- _What the task requires_:
Return the entries verbatim and drop every picture.

- _Data rows_:
-------------------------

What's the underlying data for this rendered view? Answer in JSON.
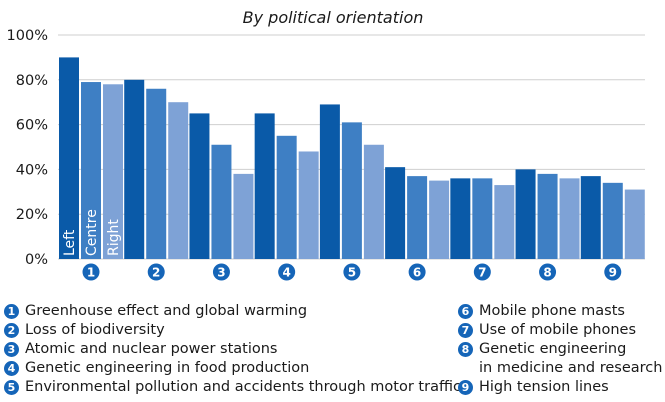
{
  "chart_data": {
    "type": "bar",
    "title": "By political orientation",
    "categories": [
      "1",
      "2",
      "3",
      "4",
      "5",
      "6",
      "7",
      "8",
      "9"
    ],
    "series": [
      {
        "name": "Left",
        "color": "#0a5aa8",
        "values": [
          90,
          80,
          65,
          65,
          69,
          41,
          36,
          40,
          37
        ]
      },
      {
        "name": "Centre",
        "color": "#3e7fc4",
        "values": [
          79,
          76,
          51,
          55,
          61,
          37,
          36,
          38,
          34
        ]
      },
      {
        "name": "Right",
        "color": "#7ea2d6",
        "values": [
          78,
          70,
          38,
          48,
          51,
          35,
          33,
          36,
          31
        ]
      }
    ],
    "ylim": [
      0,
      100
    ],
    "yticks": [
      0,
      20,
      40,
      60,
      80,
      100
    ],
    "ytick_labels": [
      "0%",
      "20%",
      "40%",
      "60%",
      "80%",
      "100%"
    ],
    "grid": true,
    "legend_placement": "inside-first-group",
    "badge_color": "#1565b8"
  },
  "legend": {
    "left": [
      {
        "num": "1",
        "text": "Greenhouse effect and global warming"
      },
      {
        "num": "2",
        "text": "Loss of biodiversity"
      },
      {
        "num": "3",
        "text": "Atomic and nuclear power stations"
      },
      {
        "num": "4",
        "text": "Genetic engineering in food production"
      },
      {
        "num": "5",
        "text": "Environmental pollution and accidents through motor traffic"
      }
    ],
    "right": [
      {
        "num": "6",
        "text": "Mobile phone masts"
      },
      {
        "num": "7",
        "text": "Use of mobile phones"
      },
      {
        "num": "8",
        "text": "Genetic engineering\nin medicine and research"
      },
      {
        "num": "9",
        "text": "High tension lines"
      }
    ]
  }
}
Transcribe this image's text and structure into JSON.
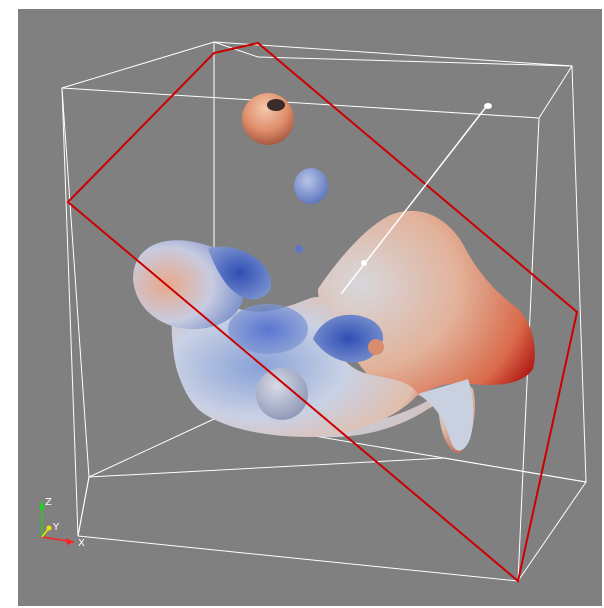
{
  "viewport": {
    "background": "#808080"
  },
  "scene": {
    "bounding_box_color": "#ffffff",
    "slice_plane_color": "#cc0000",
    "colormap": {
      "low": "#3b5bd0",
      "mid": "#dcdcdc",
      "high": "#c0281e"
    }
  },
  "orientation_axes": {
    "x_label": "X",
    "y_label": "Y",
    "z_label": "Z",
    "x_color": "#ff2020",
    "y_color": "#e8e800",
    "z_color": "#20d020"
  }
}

-------------------------

- _The result_:
What's the underlying data for this rendered view? Answer in JSON.
{
  "chart_data": {
    "type": "bar",
    "title": "By political orientation",
    "categories": [
      "1",
      "2",
      "3",
      "4",
      "5",
      "6",
      "7",
      "8",
      "9"
    ],
    "series": [
      {
        "name": "Left",
        "color": "#0a5aa8",
        "values": [
          90,
          80,
          65,
          65,
          69,
          41,
          36,
          40,
          37
        ]
      },
      {
        "name": "Centre",
        "color": "#3e7fc4",
        "values": [
          79,
          76,
          51,
          55,
          61,
          37,
          36,
          38,
          34
        ]
      },
      {
        "name": "Right",
        "color": "#7ea2d6",
        "values": [
          78,
          70,
          38,
          48,
          51,
          35,
          33,
          36,
          31
        ]
      }
    ],
    "ylim": [
      0,
      100
    ],
    "yticks": [
      0,
      20,
      40,
      60,
      80,
      100
    ],
    "ytick_labels": [
      "0%",
      "20%",
      "40%",
      "60%",
      "80%",
      "100%"
    ],
    "grid": true,
    "legend_placement": "inside-first-group",
    "badge_color": "#1565b8"
  },
  "legend": {
    "left": [
      {
        "num": "1",
        "text": "Greenhouse effect and global warming"
      },
      {
        "num": "2",
        "text": "Loss of biodiversity"
      },
      {
        "num": "3",
        "text": "Atomic and nuclear power stations"
      },
      {
        "num": "4",
        "text": "Genetic engineering in food production"
      },
      {
        "num": "5",
        "text": "Environmental pollution and accidents through motor traffic"
      }
    ],
    "right": [
      {
        "num": "6",
        "text": "Mobile phone masts"
      },
      {
        "num": "7",
        "text": "Use of mobile phones"
      },
      {
        "num": "8",
        "text": "Genetic engineering\nin medicine and research"
      },
      {
        "num": "9",
        "text": "High tension lines"
      }
    ]
  }
}
Transcribe this image's text and structure into JSON.
{
  "viewport": {
    "background": "#808080"
  },
  "scene": {
    "bounding_box_color": "#ffffff",
    "slice_plane_color": "#cc0000",
    "colormap": {
      "low": "#3b5bd0",
      "mid": "#dcdcdc",
      "high": "#c0281e"
    }
  },
  "orientation_axes": {
    "x_label": "X",
    "y_label": "Y",
    "z_label": "Z",
    "x_color": "#ff2020",
    "y_color": "#e8e800",
    "z_color": "#20d020"
  }
}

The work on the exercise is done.